Given instruction | Reading down the listing below, count the lines where the word "JSON" shows up, then give only that count.

Records for this exercise |
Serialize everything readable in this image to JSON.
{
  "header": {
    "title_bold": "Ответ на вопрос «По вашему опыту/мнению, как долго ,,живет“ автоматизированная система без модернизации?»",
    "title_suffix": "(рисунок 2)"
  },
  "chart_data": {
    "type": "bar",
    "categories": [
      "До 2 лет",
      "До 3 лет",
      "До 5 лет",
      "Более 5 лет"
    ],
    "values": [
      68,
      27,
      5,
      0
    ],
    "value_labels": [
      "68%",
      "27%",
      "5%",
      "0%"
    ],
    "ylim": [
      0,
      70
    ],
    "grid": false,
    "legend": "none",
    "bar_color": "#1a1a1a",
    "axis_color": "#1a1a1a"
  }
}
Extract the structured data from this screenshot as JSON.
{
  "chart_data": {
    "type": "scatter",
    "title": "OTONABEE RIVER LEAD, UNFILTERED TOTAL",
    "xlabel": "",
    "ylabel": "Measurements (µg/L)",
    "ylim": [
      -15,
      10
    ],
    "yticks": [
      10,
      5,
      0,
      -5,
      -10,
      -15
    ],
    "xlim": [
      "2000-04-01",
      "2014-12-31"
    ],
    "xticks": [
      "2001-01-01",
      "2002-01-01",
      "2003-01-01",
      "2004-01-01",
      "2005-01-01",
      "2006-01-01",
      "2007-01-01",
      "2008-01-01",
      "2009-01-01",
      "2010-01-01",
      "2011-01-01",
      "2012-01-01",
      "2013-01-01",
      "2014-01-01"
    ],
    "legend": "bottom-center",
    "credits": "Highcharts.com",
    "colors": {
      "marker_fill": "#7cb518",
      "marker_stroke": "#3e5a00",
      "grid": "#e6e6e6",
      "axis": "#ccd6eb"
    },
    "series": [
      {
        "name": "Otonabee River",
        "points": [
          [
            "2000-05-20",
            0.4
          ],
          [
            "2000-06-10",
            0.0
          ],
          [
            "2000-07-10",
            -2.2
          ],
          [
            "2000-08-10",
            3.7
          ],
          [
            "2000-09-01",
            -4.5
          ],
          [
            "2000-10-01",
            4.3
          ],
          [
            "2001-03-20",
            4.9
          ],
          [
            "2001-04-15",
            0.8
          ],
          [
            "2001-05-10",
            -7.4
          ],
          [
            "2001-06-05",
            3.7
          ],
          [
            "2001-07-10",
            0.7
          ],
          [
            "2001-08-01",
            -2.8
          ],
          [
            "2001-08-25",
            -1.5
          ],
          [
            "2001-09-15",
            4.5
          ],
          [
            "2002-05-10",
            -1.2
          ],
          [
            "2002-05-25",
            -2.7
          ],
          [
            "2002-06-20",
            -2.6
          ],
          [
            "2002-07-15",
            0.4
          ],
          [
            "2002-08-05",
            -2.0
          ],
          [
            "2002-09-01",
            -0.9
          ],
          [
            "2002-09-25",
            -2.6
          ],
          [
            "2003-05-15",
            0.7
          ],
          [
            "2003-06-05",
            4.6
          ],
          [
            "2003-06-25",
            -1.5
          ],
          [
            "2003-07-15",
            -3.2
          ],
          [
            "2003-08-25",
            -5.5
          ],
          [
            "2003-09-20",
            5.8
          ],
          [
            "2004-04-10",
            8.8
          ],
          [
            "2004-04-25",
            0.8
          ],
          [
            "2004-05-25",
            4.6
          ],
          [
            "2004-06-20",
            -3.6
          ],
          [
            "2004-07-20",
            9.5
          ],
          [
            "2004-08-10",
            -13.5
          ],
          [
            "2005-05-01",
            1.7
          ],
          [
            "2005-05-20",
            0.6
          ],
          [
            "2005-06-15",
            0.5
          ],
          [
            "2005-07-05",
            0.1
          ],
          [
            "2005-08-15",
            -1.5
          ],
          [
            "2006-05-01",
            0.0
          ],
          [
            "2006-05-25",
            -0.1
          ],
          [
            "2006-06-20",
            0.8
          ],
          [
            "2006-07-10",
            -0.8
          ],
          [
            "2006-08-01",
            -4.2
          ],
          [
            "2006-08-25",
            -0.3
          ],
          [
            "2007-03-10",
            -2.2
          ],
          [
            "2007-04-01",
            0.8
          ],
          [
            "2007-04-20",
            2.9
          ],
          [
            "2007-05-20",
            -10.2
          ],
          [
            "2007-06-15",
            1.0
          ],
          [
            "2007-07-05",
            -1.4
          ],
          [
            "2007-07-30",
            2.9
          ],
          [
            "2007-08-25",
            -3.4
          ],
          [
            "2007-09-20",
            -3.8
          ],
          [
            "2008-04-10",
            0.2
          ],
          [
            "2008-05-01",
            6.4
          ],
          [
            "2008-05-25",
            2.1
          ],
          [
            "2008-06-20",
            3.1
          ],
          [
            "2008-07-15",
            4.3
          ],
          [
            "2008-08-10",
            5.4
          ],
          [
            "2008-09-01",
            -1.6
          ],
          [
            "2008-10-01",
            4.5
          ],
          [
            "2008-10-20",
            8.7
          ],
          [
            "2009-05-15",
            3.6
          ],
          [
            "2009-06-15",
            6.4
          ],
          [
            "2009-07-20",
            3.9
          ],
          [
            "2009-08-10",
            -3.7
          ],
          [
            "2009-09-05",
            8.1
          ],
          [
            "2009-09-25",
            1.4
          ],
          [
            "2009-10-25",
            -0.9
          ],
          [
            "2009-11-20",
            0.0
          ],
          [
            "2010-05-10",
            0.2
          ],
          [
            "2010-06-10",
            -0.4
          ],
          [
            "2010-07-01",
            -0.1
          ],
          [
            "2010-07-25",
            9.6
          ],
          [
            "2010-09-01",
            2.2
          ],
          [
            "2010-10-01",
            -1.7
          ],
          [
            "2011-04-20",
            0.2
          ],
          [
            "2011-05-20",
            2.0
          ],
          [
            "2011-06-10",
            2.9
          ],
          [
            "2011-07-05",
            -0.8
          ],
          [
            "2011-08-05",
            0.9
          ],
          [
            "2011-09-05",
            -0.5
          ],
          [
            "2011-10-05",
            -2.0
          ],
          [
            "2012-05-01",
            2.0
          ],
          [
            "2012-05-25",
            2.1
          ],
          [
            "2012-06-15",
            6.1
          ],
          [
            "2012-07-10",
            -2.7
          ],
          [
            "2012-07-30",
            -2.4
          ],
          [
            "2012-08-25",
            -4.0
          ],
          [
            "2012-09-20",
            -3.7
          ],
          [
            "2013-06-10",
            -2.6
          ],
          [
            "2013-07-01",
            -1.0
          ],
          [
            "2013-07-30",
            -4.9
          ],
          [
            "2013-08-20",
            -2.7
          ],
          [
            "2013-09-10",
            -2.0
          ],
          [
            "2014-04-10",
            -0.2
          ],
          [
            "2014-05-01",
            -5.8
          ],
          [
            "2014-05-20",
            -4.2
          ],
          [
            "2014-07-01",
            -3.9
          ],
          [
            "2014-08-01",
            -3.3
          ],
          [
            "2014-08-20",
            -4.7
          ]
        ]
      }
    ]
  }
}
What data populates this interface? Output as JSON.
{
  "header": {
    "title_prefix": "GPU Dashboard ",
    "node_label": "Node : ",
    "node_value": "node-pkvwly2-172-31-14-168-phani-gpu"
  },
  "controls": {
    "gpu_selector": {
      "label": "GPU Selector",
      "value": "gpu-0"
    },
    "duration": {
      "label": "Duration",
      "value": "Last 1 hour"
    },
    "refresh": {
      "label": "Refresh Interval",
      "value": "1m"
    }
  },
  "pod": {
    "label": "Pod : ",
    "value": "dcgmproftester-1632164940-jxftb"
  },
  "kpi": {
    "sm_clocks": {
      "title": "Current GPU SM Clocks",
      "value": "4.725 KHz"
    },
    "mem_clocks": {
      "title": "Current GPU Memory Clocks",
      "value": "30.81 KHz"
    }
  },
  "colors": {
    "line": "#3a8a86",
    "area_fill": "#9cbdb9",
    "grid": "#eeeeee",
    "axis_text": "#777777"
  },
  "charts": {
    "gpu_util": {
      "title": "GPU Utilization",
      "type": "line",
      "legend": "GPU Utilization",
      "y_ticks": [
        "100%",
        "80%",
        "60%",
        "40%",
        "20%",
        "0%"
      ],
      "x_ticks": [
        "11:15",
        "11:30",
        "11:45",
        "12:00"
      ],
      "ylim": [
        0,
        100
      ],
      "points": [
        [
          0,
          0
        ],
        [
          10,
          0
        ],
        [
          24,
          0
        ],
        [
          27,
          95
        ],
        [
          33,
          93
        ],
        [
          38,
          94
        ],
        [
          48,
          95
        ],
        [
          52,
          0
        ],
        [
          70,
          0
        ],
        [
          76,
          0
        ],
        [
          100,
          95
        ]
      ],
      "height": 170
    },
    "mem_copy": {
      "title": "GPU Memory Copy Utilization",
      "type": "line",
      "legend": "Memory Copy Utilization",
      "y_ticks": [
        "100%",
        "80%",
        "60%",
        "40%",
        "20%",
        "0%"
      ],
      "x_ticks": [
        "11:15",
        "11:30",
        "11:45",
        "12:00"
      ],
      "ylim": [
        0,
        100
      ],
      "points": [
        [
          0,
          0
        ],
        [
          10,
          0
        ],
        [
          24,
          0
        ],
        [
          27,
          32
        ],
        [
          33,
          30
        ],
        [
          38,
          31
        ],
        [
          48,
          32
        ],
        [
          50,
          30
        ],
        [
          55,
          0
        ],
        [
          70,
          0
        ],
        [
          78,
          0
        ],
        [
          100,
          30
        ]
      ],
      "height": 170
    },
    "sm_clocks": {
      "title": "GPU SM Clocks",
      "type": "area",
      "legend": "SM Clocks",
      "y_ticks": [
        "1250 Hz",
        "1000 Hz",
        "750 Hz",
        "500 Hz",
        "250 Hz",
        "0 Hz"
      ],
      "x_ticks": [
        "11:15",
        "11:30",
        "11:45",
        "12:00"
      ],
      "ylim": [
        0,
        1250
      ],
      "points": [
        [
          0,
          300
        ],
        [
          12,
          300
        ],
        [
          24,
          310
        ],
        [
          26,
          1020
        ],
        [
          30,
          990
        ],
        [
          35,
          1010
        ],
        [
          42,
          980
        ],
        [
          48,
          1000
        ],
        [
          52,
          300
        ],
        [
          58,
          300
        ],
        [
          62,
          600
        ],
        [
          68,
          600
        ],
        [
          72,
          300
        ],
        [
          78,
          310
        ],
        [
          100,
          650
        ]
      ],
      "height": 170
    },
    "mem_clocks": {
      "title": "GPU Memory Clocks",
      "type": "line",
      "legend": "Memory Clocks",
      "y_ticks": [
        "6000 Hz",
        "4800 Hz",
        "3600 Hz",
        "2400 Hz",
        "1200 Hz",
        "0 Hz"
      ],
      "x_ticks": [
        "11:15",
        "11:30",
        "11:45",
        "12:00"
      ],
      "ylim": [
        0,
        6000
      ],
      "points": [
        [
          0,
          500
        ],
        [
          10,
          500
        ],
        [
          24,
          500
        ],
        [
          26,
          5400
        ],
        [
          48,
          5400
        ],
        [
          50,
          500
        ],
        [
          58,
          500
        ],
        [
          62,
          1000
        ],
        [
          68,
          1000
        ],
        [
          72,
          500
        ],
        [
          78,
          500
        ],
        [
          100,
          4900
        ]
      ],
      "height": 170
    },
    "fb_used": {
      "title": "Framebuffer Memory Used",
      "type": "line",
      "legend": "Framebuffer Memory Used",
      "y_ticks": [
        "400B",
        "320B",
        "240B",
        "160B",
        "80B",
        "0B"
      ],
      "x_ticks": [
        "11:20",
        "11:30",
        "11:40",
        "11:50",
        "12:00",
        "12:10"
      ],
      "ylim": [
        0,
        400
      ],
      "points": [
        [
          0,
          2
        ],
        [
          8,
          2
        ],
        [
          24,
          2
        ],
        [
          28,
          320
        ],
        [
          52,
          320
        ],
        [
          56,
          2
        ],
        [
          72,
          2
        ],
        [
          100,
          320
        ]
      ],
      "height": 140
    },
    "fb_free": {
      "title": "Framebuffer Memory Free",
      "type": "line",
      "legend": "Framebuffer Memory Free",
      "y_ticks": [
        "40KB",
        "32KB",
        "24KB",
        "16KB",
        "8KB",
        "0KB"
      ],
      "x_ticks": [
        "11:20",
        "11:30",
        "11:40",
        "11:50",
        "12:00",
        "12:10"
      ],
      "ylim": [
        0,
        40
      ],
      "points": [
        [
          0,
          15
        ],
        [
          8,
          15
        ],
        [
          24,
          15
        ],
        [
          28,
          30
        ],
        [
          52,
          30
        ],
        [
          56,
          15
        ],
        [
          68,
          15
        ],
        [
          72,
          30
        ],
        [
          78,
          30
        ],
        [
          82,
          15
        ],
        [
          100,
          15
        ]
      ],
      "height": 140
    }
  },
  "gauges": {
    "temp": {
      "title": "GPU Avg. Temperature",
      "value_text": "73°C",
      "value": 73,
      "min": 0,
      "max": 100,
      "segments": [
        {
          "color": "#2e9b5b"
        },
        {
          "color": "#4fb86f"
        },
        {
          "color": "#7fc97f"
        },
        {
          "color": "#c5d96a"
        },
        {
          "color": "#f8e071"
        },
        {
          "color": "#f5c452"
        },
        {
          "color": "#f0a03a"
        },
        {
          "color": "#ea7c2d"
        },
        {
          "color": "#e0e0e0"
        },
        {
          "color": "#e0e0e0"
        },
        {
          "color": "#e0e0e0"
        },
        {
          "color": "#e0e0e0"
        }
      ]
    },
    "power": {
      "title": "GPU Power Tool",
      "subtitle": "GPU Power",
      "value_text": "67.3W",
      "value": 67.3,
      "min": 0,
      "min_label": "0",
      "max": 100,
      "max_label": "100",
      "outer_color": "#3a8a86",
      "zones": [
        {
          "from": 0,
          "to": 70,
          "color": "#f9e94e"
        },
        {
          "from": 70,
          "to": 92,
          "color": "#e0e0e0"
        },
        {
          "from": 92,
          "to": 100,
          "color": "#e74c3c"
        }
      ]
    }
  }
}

The result | 3